* Problem description
Copy out the whole listing exactly as written, leaving the pictures behind.

* Data lines
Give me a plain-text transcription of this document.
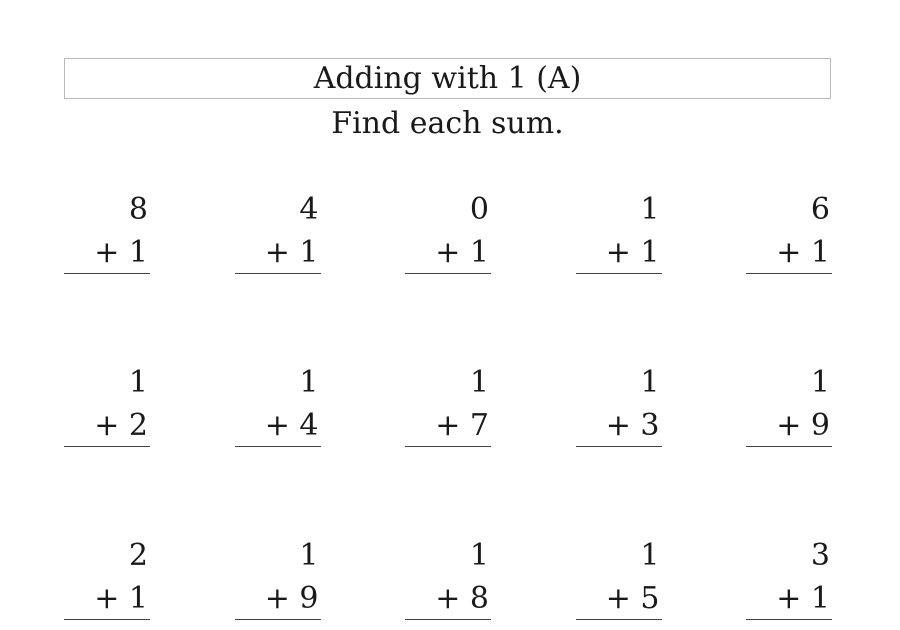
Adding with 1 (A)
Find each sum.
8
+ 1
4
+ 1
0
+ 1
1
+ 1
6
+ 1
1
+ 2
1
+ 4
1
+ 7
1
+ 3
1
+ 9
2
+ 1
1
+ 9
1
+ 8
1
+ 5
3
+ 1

* Solution for this problem
Give me a plain-text transcription of this document.
Adding with 1 (A)
Find each sum.
8
+ 1
4
+ 1
0
+ 1
1
+ 1
6
+ 1
1
+ 2
1
+ 4
1
+ 7
1
+ 3
1
+ 9
2
+ 1
1
+ 9
1
+ 8
1
+ 5
3
+ 1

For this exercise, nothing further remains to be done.